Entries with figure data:
══════
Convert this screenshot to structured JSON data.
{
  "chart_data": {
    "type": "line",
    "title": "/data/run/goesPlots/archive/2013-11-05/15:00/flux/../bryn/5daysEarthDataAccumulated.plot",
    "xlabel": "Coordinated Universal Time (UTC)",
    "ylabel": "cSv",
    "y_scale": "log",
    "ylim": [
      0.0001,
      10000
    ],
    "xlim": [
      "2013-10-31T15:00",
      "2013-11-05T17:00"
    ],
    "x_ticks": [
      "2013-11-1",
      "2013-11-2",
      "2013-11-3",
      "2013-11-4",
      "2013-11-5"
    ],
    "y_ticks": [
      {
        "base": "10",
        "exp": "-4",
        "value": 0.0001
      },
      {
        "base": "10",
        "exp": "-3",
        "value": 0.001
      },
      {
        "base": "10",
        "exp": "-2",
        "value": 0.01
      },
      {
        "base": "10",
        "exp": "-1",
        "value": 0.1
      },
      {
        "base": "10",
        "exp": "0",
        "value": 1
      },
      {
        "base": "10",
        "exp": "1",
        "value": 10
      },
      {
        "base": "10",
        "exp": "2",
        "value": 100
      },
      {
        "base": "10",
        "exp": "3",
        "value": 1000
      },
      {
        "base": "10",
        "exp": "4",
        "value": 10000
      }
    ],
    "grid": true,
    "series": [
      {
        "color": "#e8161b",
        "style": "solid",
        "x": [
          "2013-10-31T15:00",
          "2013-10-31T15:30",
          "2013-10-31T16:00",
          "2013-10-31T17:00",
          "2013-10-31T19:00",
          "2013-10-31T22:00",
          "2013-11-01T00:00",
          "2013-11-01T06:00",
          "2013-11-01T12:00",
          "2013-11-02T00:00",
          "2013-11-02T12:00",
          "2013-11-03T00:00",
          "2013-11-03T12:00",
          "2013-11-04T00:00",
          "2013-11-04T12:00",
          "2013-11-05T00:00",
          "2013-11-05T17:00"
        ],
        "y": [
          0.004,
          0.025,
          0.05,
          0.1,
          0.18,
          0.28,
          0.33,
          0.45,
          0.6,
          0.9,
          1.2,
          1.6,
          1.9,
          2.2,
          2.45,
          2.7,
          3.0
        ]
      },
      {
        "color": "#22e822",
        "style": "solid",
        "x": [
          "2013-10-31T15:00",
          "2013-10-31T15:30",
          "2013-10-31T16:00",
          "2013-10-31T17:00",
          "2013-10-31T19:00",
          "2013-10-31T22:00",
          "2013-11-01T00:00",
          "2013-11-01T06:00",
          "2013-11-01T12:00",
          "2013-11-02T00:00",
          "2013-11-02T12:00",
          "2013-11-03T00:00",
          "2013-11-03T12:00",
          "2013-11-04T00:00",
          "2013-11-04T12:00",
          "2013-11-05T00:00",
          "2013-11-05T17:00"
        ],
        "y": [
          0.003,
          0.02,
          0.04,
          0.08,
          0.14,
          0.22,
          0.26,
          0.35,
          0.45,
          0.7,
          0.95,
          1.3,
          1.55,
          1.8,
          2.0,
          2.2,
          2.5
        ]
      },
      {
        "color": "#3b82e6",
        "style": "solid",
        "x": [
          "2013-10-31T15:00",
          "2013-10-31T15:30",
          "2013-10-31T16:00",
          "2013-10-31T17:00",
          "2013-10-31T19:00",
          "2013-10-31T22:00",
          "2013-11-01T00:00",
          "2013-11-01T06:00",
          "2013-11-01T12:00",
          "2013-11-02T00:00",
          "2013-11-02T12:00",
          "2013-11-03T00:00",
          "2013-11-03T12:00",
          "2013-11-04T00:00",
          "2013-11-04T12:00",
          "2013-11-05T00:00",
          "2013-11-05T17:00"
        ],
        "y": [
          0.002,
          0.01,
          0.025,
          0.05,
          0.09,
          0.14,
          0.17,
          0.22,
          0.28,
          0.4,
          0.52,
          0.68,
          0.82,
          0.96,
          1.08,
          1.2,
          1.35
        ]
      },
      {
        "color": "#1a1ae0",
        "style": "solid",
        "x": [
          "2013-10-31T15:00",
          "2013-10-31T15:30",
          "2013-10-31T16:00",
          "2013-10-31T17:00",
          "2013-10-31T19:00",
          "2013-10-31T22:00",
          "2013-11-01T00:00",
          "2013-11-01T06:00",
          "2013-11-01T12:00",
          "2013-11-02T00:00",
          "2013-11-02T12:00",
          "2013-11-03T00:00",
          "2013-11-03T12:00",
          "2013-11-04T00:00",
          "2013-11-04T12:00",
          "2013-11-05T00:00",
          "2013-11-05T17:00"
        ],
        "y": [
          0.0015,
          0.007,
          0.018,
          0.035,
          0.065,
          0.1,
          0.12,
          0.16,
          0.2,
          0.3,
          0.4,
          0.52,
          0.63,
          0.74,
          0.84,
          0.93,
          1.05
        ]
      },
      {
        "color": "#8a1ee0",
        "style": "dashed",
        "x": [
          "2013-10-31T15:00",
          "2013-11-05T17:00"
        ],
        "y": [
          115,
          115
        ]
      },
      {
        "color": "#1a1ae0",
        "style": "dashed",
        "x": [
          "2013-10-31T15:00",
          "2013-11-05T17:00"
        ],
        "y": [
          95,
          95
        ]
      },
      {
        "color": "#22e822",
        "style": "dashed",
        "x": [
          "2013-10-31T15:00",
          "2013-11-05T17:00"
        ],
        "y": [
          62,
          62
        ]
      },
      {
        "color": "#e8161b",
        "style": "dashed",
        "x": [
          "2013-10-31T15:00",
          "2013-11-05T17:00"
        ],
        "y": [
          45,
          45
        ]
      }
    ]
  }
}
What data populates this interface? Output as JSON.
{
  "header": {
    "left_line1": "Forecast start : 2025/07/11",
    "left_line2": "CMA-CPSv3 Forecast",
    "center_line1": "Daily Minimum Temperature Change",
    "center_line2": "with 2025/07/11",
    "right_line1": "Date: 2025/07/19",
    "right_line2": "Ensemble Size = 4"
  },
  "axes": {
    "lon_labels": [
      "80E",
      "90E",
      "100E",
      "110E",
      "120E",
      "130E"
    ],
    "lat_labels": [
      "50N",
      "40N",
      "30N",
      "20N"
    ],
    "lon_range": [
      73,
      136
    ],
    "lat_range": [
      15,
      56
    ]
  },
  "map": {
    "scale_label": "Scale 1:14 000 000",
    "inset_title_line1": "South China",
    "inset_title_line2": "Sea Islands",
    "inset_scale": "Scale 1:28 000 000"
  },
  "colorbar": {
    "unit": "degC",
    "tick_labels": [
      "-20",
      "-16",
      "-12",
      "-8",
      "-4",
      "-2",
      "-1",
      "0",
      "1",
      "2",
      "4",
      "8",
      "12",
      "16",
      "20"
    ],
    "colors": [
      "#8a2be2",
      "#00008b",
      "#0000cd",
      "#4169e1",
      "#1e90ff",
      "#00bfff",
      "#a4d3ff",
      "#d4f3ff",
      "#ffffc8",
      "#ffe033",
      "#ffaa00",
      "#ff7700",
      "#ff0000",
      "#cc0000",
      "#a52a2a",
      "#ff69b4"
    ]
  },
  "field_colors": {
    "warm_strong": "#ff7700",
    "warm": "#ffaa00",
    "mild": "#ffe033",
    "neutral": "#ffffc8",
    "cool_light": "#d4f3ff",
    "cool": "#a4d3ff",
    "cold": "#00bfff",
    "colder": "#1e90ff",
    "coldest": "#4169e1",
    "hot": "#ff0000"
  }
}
══════
> _Problem to work on_
Your task is to print all of the records exactly.

> _Written solution_
Convert this screenshot to structured JSON data.
{
  "chart_data": {
    "type": "line",
    "title": "/data/run/goesPlots/archive/2013-11-05/15:00/flux/../bryn/5daysEarthDataAccumulated.plot",
    "xlabel": "Coordinated Universal Time (UTC)",
    "ylabel": "cSv",
    "y_scale": "log",
    "ylim": [
      0.0001,
      10000
    ],
    "xlim": [
      "2013-10-31T15:00",
      "2013-11-05T17:00"
    ],
    "x_ticks": [
      "2013-11-1",
      "2013-11-2",
      "2013-11-3",
      "2013-11-4",
      "2013-11-5"
    ],
    "y_ticks": [
      {
        "base": "10",
        "exp": "-4",
        "value": 0.0001
      },
      {
        "base": "10",
        "exp": "-3",
        "value": 0.001
      },
      {
        "base": "10",
        "exp": "-2",
        "value": 0.01
      },
      {
        "base": "10",
        "exp": "-1",
        "value": 0.1
      },
      {
        "base": "10",
        "exp": "0",
        "value": 1
      },
      {
        "base": "10",
        "exp": "1",
        "value": 10
      },
      {
        "base": "10",
        "exp": "2",
        "value": 100
      },
      {
        "base": "10",
        "exp": "3",
        "value": 1000
      },
      {
        "base": "10",
        "exp": "4",
        "value": 10000
      }
    ],
    "grid": true,
    "series": [
      {
        "color": "#e8161b",
        "style": "solid",
        "x": [
          "2013-10-31T15:00",
          "2013-10-31T15:30",
          "2013-10-31T16:00",
          "2013-10-31T17:00",
          "2013-10-31T19:00",
          "2013-10-31T22:00",
          "2013-11-01T00:00",
          "2013-11-01T06:00",
          "2013-11-01T12:00",
          "2013-11-02T00:00",
          "2013-11-02T12:00",
          "2013-11-03T00:00",
          "2013-11-03T12:00",
          "2013-11-04T00:00",
          "2013-11-04T12:00",
          "2013-11-05T00:00",
          "2013-11-05T17:00"
        ],
        "y": [
          0.004,
          0.025,
          0.05,
          0.1,
          0.18,
          0.28,
          0.33,
          0.45,
          0.6,
          0.9,
          1.2,
          1.6,
          1.9,
          2.2,
          2.45,
          2.7,
          3.0
        ]
      },
      {
        "color": "#22e822",
        "style": "solid",
        "x": [
          "2013-10-31T15:00",
          "2013-10-31T15:30",
          "2013-10-31T16:00",
          "2013-10-31T17:00",
          "2013-10-31T19:00",
          "2013-10-31T22:00",
          "2013-11-01T00:00",
          "2013-11-01T06:00",
          "2013-11-01T12:00",
          "2013-11-02T00:00",
          "2013-11-02T12:00",
          "2013-11-03T00:00",
          "2013-11-03T12:00",
          "2013-11-04T00:00",
          "2013-11-04T12:00",
          "2013-11-05T00:00",
          "2013-11-05T17:00"
        ],
        "y": [
          0.003,
          0.02,
          0.04,
          0.08,
          0.14,
          0.22,
          0.26,
          0.35,
          0.45,
          0.7,
          0.95,
          1.3,
          1.55,
          1.8,
          2.0,
          2.2,
          2.5
        ]
      },
      {
        "color": "#3b82e6",
        "style": "solid",
        "x": [
          "2013-10-31T15:00",
          "2013-10-31T15:30",
          "2013-10-31T16:00",
          "2013-10-31T17:00",
          "2013-10-31T19:00",
          "2013-10-31T22:00",
          "2013-11-01T00:00",
          "2013-11-01T06:00",
          "2013-11-01T12:00",
          "2013-11-02T00:00",
          "2013-11-02T12:00",
          "2013-11-03T00:00",
          "2013-11-03T12:00",
          "2013-11-04T00:00",
          "2013-11-04T12:00",
          "2013-11-05T00:00",
          "2013-11-05T17:00"
        ],
        "y": [
          0.002,
          0.01,
          0.025,
          0.05,
          0.09,
          0.14,
          0.17,
          0.22,
          0.28,
          0.4,
          0.52,
          0.68,
          0.82,
          0.96,
          1.08,
          1.2,
          1.35
        ]
      },
      {
        "color": "#1a1ae0",
        "style": "solid",
        "x": [
          "2013-10-31T15:00",
          "2013-10-31T15:30",
          "2013-10-31T16:00",
          "2013-10-31T17:00",
          "2013-10-31T19:00",
          "2013-10-31T22:00",
          "2013-11-01T00:00",
          "2013-11-01T06:00",
          "2013-11-01T12:00",
          "2013-11-02T00:00",
          "2013-11-02T12:00",
          "2013-11-03T00:00",
          "2013-11-03T12:00",
          "2013-11-04T00:00",
          "2013-11-04T12:00",
          "2013-11-05T00:00",
          "2013-11-05T17:00"
        ],
        "y": [
          0.0015,
          0.007,
          0.018,
          0.035,
          0.065,
          0.1,
          0.12,
          0.16,
          0.2,
          0.3,
          0.4,
          0.52,
          0.63,
          0.74,
          0.84,
          0.93,
          1.05
        ]
      },
      {
        "color": "#8a1ee0",
        "style": "dashed",
        "x": [
          "2013-10-31T15:00",
          "2013-11-05T17:00"
        ],
        "y": [
          115,
          115
        ]
      },
      {
        "color": "#1a1ae0",
        "style": "dashed",
        "x": [
          "2013-10-31T15:00",
          "2013-11-05T17:00"
        ],
        "y": [
          95,
          95
        ]
      },
      {
        "color": "#22e822",
        "style": "dashed",
        "x": [
          "2013-10-31T15:00",
          "2013-11-05T17:00"
        ],
        "y": [
          62,
          62
        ]
      },
      {
        "color": "#e8161b",
        "style": "dashed",
        "x": [
          "2013-10-31T15:00",
          "2013-11-05T17:00"
        ],
        "y": [
          45,
          45
        ]
      }
    ]
  }
}
What data populates this interface? Output as JSON.
{
  "header": {
    "left_line1": "Forecast start : 2025/07/11",
    "left_line2": "CMA-CPSv3 Forecast",
    "center_line1": "Daily Minimum Temperature Change",
    "center_line2": "with 2025/07/11",
    "right_line1": "Date: 2025/07/19",
    "right_line2": "Ensemble Size = 4"
  },
  "axes": {
    "lon_labels": [
      "80E",
      "90E",
      "100E",
      "110E",
      "120E",
      "130E"
    ],
    "lat_labels": [
      "50N",
      "40N",
      "30N",
      "20N"
    ],
    "lon_range": [
      73,
      136
    ],
    "lat_range": [
      15,
      56
    ]
  },
  "map": {
    "scale_label": "Scale 1:14 000 000",
    "inset_title_line1": "South China",
    "inset_title_line2": "Sea Islands",
    "inset_scale": "Scale 1:28 000 000"
  },
  "colorbar": {
    "unit": "degC",
    "tick_labels": [
      "-20",
      "-16",
      "-12",
      "-8",
      "-4",
      "-2",
      "-1",
      "0",
      "1",
      "2",
      "4",
      "8",
      "12",
      "16",
      "20"
    ],
    "colors": [
      "#8a2be2",
      "#00008b",
      "#0000cd",
      "#4169e1",
      "#1e90ff",
      "#00bfff",
      "#a4d3ff",
      "#d4f3ff",
      "#ffffc8",
      "#ffe033",
      "#ffaa00",
      "#ff7700",
      "#ff0000",
      "#cc0000",
      "#a52a2a",
      "#ff69b4"
    ]
  },
  "field_colors": {
    "warm_strong": "#ff7700",
    "warm": "#ffaa00",
    "mild": "#ffe033",
    "neutral": "#ffffc8",
    "cool_light": "#d4f3ff",
    "cool": "#a4d3ff",
    "cold": "#00bfff",
    "colder": "#1e90ff",
    "coldest": "#4169e1",
    "hot": "#ff0000"
  }
}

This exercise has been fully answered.